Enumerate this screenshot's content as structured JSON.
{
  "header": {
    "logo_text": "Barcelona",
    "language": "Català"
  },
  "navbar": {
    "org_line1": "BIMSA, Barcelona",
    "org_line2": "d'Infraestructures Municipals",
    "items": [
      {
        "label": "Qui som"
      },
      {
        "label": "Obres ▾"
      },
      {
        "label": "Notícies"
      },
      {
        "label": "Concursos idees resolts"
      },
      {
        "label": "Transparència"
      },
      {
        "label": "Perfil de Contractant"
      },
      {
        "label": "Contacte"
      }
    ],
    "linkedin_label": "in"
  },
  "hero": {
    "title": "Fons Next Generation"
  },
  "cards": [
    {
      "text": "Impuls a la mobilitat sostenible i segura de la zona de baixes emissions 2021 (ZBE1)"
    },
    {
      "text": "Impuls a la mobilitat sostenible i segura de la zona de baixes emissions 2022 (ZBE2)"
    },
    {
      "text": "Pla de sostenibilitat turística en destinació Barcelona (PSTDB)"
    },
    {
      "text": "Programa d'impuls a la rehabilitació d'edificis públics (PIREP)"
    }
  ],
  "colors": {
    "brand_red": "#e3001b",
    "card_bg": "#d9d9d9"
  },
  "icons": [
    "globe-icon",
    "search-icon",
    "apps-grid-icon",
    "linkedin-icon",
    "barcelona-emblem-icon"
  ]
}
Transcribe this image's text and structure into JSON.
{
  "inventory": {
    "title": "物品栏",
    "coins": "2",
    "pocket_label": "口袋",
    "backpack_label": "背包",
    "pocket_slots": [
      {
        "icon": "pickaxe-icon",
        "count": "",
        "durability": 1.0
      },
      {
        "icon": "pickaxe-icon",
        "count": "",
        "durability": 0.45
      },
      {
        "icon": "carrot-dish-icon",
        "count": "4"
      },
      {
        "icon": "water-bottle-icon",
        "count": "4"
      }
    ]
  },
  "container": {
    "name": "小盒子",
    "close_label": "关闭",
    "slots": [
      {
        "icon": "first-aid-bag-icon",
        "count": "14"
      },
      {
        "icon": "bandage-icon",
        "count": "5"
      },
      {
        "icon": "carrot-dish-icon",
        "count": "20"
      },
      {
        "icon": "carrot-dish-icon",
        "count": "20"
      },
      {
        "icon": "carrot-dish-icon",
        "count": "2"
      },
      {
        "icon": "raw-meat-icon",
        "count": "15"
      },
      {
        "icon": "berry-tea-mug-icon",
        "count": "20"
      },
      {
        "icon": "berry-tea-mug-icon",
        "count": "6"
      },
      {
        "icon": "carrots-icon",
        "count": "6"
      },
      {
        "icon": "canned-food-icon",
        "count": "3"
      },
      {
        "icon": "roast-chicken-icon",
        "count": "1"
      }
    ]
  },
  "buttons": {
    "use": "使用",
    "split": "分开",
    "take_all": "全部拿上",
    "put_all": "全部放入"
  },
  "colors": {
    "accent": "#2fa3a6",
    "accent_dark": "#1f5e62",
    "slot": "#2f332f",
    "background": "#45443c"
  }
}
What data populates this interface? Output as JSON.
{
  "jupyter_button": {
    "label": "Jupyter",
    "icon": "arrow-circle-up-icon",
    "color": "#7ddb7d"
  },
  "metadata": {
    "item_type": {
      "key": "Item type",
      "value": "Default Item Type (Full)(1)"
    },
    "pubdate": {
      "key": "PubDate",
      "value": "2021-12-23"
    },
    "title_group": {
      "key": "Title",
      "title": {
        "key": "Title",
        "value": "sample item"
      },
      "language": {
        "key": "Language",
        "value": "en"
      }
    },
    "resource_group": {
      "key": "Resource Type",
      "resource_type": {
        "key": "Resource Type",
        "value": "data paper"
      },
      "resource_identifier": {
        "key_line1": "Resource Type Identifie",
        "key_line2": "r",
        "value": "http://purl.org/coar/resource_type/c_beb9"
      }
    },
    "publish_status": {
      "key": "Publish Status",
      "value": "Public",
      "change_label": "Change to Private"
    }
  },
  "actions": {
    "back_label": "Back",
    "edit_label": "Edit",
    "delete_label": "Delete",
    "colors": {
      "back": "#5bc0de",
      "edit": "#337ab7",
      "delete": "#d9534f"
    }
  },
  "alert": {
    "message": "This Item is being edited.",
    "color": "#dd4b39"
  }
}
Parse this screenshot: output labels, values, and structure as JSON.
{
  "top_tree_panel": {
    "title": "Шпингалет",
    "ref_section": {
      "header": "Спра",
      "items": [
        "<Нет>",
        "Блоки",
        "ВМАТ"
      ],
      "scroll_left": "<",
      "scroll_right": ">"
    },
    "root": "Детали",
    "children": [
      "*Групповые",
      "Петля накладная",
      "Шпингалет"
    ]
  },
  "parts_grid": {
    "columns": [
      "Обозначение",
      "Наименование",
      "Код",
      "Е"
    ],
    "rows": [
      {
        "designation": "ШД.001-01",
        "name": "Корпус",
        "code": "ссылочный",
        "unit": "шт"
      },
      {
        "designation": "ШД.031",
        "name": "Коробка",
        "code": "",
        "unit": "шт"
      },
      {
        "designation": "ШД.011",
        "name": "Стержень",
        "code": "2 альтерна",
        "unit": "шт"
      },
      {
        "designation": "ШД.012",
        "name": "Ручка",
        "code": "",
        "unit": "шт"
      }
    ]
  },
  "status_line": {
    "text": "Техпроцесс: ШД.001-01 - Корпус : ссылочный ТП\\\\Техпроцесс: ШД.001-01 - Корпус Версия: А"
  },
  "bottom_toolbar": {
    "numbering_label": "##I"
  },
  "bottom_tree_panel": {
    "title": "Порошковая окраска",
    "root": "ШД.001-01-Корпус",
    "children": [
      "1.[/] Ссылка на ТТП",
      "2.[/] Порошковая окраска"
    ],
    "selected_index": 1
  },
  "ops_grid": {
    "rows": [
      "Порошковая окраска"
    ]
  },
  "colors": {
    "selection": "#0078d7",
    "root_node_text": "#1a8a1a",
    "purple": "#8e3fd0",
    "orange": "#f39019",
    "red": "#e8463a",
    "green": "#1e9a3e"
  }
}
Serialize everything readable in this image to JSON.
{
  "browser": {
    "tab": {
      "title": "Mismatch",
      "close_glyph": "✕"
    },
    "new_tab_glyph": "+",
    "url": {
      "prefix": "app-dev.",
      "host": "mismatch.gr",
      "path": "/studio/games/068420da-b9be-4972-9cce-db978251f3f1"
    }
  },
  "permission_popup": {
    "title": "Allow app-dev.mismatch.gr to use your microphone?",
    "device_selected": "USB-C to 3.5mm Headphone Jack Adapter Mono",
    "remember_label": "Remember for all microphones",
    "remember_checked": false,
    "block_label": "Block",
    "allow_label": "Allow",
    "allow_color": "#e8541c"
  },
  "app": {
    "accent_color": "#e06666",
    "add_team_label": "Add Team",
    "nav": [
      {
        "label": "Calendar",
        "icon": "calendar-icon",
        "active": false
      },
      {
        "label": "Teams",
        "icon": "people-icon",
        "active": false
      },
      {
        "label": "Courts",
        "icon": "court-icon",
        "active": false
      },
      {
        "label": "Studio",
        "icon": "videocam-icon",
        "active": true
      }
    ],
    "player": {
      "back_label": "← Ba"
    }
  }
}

--- --- ---

## Challenge
All of the data needs to be printed once more, exactly.

## Task response
Enumerate this screenshot's content as structured JSON.
{
  "header": {
    "logo_text": "Barcelona",
    "language": "Català"
  },
  "navbar": {
    "org_line1": "BIMSA, Barcelona",
    "org_line2": "d'Infraestructures Municipals",
    "items": [
      {
        "label": "Qui som"
      },
      {
        "label": "Obres ▾"
      },
      {
        "label": "Notícies"
      },
      {
        "label": "Concursos idees resolts"
      },
      {
        "label": "Transparència"
      },
      {
        "label": "Perfil de Contractant"
      },
      {
        "label": "Contacte"
      }
    ],
    "linkedin_label": "in"
  },
  "hero": {
    "title": "Fons Next Generation"
  },
  "cards": [
    {
      "text": "Impuls a la mobilitat sostenible i segura de la zona de baixes emissions 2021 (ZBE1)"
    },
    {
      "text": "Impuls a la mobilitat sostenible i segura de la zona de baixes emissions 2022 (ZBE2)"
    },
    {
      "text": "Pla de sostenibilitat turística en destinació Barcelona (PSTDB)"
    },
    {
      "text": "Programa d'impuls a la rehabilitació d'edificis públics (PIREP)"
    }
  ],
  "colors": {
    "brand_red": "#e3001b",
    "card_bg": "#d9d9d9"
  },
  "icons": [
    "globe-icon",
    "search-icon",
    "apps-grid-icon",
    "linkedin-icon",
    "barcelona-emblem-icon"
  ]
}
Transcribe this image's text and structure into JSON.
{
  "inventory": {
    "title": "物品栏",
    "coins": "2",
    "pocket_label": "口袋",
    "backpack_label": "背包",
    "pocket_slots": [
      {
        "icon": "pickaxe-icon",
        "count": "",
        "durability": 1.0
      },
      {
        "icon": "pickaxe-icon",
        "count": "",
        "durability": 0.45
      },
      {
        "icon": "carrot-dish-icon",
        "count": "4"
      },
      {
        "icon": "water-bottle-icon",
        "count": "4"
      }
    ]
  },
  "container": {
    "name": "小盒子",
    "close_label": "关闭",
    "slots": [
      {
        "icon": "first-aid-bag-icon",
        "count": "14"
      },
      {
        "icon": "bandage-icon",
        "count": "5"
      },
      {
        "icon": "carrot-dish-icon",
        "count": "20"
      },
      {
        "icon": "carrot-dish-icon",
        "count": "20"
      },
      {
        "icon": "carrot-dish-icon",
        "count": "2"
      },
      {
        "icon": "raw-meat-icon",
        "count": "15"
      },
      {
        "icon": "berry-tea-mug-icon",
        "count": "20"
      },
      {
        "icon": "berry-tea-mug-icon",
        "count": "6"
      },
      {
        "icon": "carrots-icon",
        "count": "6"
      },
      {
        "icon": "canned-food-icon",
        "count": "3"
      },
      {
        "icon": "roast-chicken-icon",
        "count": "1"
      }
    ]
  },
  "buttons": {
    "use": "使用",
    "split": "分开",
    "take_all": "全部拿上",
    "put_all": "全部放入"
  },
  "colors": {
    "accent": "#2fa3a6",
    "accent_dark": "#1f5e62",
    "slot": "#2f332f",
    "background": "#45443c"
  }
}
What data populates this interface? Output as JSON.
{
  "jupyter_button": {
    "label": "Jupyter",
    "icon": "arrow-circle-up-icon",
    "color": "#7ddb7d"
  },
  "metadata": {
    "item_type": {
      "key": "Item type",
      "value": "Default Item Type (Full)(1)"
    },
    "pubdate": {
      "key": "PubDate",
      "value": "2021-12-23"
    },
    "title_group": {
      "key": "Title",
      "title": {
        "key": "Title",
        "value": "sample item"
      },
      "language": {
        "key": "Language",
        "value": "en"
      }
    },
    "resource_group": {
      "key": "Resource Type",
      "resource_type": {
        "key": "Resource Type",
        "value": "data paper"
      },
      "resource_identifier": {
        "key_line1": "Resource Type Identifie",
        "key_line2": "r",
        "value": "http://purl.org/coar/resource_type/c_beb9"
      }
    },
    "publish_status": {
      "key": "Publish Status",
      "value": "Public",
      "change_label": "Change to Private"
    }
  },
  "actions": {
    "back_label": "Back",
    "edit_label": "Edit",
    "delete_label": "Delete",
    "colors": {
      "back": "#5bc0de",
      "edit": "#337ab7",
      "delete": "#d9534f"
    }
  },
  "alert": {
    "message": "This Item is being edited.",
    "color": "#dd4b39"
  }
}
Parse this screenshot: output labels, values, and structure as JSON.
{
  "top_tree_panel": {
    "title": "Шпингалет",
    "ref_section": {
      "header": "Спра",
      "items": [
        "<Нет>",
        "Блоки",
        "ВМАТ"
      ],
      "scroll_left": "<",
      "scroll_right": ">"
    },
    "root": "Детали",
    "children": [
      "*Групповые",
      "Петля накладная",
      "Шпингалет"
    ]
  },
  "parts_grid": {
    "columns": [
      "Обозначение",
      "Наименование",
      "Код",
      "Е"
    ],
    "rows": [
      {
        "designation": "ШД.001-01",
        "name": "Корпус",
        "code": "ссылочный",
        "unit": "шт"
      },
      {
        "designation": "ШД.031",
        "name": "Коробка",
        "code": "",
        "unit": "шт"
      },
      {
        "designation": "ШД.011",
        "name": "Стержень",
        "code": "2 альтерна",
        "unit": "шт"
      },
      {
        "designation": "ШД.012",
        "name": "Ручка",
        "code": "",
        "unit": "шт"
      }
    ]
  },
  "status_line": {
    "text": "Техпроцесс: ШД.001-01 - Корпус : ссылочный ТП\\\\Техпроцесс: ШД.001-01 - Корпус Версия: А"
  },
  "bottom_toolbar": {
    "numbering_label": "##I"
  },
  "bottom_tree_panel": {
    "title": "Порошковая окраска",
    "root": "ШД.001-01-Корпус",
    "children": [
      "1.[/] Ссылка на ТТП",
      "2.[/] Порошковая окраска"
    ],
    "selected_index": 1
  },
  "ops_grid": {
    "rows": [
      "Порошковая окраска"
    ]
  },
  "colors": {
    "selection": "#0078d7",
    "root_node_text": "#1a8a1a",
    "purple": "#8e3fd0",
    "orange": "#f39019",
    "red": "#e8463a",
    "green": "#1e9a3e"
  }
}
Serialize everything readable in this image to JSON.
{
  "browser": {
    "tab": {
      "title": "Mismatch",
      "close_glyph": "✕"
    },
    "new_tab_glyph": "+",
    "url": {
      "prefix": "app-dev.",
      "host": "mismatch.gr",
      "path": "/studio/games/068420da-b9be-4972-9cce-db978251f3f1"
    }
  },
  "permission_popup": {
    "title": "Allow app-dev.mismatch.gr to use your microphone?",
    "device_selected": "USB-C to 3.5mm Headphone Jack Adapter Mono",
    "remember_label": "Remember for all microphones",
    "remember_checked": false,
    "block_label": "Block",
    "allow_label": "Allow",
    "allow_color": "#e8541c"
  },
  "app": {
    "accent_color": "#e06666",
    "add_team_label": "Add Team",
    "nav": [
      {
        "label": "Calendar",
        "icon": "calendar-icon",
        "active": false
      },
      {
        "label": "Teams",
        "icon": "people-icon",
        "active": false
      },
      {
        "label": "Courts",
        "icon": "court-icon",
        "active": false
      },
      {
        "label": "Studio",
        "icon": "videocam-icon",
        "active": true
      }
    ],
    "player": {
      "back_label": "← Ba"
    }
  }
}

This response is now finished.